WRITTEN EXERCISE
Restate every line of the material, word for word.

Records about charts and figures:

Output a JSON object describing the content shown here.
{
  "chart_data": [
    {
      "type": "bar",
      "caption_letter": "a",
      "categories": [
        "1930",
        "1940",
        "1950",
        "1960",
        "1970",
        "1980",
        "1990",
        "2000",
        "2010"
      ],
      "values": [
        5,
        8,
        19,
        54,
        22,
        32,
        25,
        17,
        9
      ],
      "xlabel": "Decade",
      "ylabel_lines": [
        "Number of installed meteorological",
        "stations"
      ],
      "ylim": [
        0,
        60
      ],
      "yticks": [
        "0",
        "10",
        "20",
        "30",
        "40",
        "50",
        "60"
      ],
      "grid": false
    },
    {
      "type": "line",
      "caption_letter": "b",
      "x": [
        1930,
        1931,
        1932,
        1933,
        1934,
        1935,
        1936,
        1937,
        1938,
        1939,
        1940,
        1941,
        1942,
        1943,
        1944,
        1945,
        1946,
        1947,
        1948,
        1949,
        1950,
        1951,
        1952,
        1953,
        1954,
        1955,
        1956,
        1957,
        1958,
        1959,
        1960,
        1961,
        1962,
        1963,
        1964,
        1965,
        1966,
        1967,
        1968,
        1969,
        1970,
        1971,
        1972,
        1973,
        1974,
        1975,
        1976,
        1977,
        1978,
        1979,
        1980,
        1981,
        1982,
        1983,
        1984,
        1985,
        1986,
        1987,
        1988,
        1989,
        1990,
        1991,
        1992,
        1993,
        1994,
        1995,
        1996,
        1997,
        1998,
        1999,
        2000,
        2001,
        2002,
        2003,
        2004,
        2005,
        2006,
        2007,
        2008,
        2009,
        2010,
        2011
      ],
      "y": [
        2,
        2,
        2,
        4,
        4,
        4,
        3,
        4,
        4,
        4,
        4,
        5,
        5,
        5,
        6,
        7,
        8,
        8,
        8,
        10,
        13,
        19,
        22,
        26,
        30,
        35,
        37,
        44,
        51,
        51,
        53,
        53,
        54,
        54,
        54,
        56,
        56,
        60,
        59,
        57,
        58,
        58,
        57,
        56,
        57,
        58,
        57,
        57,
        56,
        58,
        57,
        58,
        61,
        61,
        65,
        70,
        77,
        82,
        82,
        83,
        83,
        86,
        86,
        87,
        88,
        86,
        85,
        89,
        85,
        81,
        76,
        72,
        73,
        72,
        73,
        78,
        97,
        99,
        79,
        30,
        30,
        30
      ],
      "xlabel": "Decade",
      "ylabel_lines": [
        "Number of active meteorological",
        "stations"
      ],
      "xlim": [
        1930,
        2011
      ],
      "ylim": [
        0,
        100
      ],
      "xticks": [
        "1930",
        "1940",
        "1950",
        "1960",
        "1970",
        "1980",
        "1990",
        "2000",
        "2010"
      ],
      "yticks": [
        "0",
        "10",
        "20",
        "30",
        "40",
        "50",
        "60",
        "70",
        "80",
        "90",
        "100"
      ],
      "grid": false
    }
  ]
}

WRITTEN RESPONSE
Output a JSON object describing the content shown here.
{
  "chart_data": [
    {
      "type": "bar",
      "caption_letter": "a",
      "categories": [
        "1930",
        "1940",
        "1950",
        "1960",
        "1970",
        "1980",
        "1990",
        "2000",
        "2010"
      ],
      "values": [
        5,
        8,
        19,
        54,
        22,
        32,
        25,
        17,
        9
      ],
      "xlabel": "Decade",
      "ylabel_lines": [
        "Number of installed meteorological",
        "stations"
      ],
      "ylim": [
        0,
        60
      ],
      "yticks": [
        "0",
        "10",
        "20",
        "30",
        "40",
        "50",
        "60"
      ],
      "grid": false
    },
    {
      "type": "line",
      "caption_letter": "b",
      "x": [
        1930,
        1931,
        1932,
        1933,
        1934,
        1935,
        1936,
        1937,
        1938,
        1939,
        1940,
        1941,
        1942,
        1943,
        1944,
        1945,
        1946,
        1947,
        1948,
        1949,
        1950,
        1951,
        1952,
        1953,
        1954,
        1955,
        1956,
        1957,
        1958,
        1959,
        1960,
        1961,
        1962,
        1963,
        1964,
        1965,
        1966,
        1967,
        1968,
        1969,
        1970,
        1971,
        1972,
        1973,
        1974,
        1975,
        1976,
        1977,
        1978,
        1979,
        1980,
        1981,
        1982,
        1983,
        1984,
        1985,
        1986,
        1987,
        1988,
        1989,
        1990,
        1991,
        1992,
        1993,
        1994,
        1995,
        1996,
        1997,
        1998,
        1999,
        2000,
        2001,
        2002,
        2003,
        2004,
        2005,
        2006,
        2007,
        2008,
        2009,
        2010,
        2011
      ],
      "y": [
        2,
        2,
        2,
        4,
        4,
        4,
        3,
        4,
        4,
        4,
        4,
        5,
        5,
        5,
        6,
        7,
        8,
        8,
        8,
        10,
        13,
        19,
        22,
        26,
        30,
        35,
        37,
        44,
        51,
        51,
        53,
        53,
        54,
        54,
        54,
        56,
        56,
        60,
        59,
        57,
        58,
        58,
        57,
        56,
        57,
        58,
        57,
        57,
        56,
        58,
        57,
        58,
        61,
        61,
        65,
        70,
        77,
        82,
        82,
        83,
        83,
        86,
        86,
        87,
        88,
        86,
        85,
        89,
        85,
        81,
        76,
        72,
        73,
        72,
        73,
        78,
        97,
        99,
        79,
        30,
        30,
        30
      ],
      "xlabel": "Decade",
      "ylabel_lines": [
        "Number of active meteorological",
        "stations"
      ],
      "xlim": [
        1930,
        2011
      ],
      "ylim": [
        0,
        100
      ],
      "xticks": [
        "1930",
        "1940",
        "1950",
        "1960",
        "1970",
        "1980",
        "1990",
        "2000",
        "2010"
      ],
      "yticks": [
        "0",
        "10",
        "20",
        "30",
        "40",
        "50",
        "60",
        "70",
        "80",
        "90",
        "100"
      ],
      "grid": false
    }
  ]
}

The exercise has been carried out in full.